- _Task directions_
Select all lines holding the word "لجان" from the entries that follow.

(Data entries)
※ ※ ※

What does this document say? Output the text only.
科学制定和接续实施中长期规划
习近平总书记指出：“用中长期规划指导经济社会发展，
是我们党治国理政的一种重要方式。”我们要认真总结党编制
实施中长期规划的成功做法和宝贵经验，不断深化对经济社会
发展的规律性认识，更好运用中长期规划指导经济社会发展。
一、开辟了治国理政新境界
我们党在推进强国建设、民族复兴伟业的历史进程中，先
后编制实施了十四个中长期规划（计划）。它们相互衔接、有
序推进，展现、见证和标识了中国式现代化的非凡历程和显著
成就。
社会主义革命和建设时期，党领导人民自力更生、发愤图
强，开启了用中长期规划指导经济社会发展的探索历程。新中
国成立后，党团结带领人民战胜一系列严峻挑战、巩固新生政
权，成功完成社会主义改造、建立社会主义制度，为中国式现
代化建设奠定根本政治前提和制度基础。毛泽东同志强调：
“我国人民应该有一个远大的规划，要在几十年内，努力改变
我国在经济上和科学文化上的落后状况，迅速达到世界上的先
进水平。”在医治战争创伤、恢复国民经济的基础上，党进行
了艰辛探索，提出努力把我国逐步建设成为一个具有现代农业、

※ ※ ※

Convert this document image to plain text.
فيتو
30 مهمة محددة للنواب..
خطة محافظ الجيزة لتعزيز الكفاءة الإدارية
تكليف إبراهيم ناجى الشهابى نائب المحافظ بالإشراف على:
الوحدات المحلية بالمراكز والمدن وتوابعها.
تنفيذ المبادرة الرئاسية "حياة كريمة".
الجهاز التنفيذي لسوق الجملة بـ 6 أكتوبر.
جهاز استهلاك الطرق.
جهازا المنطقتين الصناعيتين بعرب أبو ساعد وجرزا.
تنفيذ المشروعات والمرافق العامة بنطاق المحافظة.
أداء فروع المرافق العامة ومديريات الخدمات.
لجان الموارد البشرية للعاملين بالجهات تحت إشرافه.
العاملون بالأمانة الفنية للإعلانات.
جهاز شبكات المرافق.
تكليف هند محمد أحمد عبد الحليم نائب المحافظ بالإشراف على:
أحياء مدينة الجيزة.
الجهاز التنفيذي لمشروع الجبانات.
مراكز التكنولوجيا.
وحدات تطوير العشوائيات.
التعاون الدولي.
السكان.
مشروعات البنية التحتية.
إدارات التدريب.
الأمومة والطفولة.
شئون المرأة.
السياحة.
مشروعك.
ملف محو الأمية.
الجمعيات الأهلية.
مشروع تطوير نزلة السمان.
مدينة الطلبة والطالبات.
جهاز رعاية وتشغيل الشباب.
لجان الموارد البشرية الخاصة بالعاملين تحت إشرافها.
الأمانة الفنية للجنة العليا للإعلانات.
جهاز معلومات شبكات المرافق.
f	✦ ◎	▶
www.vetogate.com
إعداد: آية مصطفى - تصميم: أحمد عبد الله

※ ※ ※

- _Full answer_
لجان الموارد البشرية للعاملين بالجهات تحت إشرافه.
لجان الموارد البشرية الخاصة بالعاملين تحت إشرافها.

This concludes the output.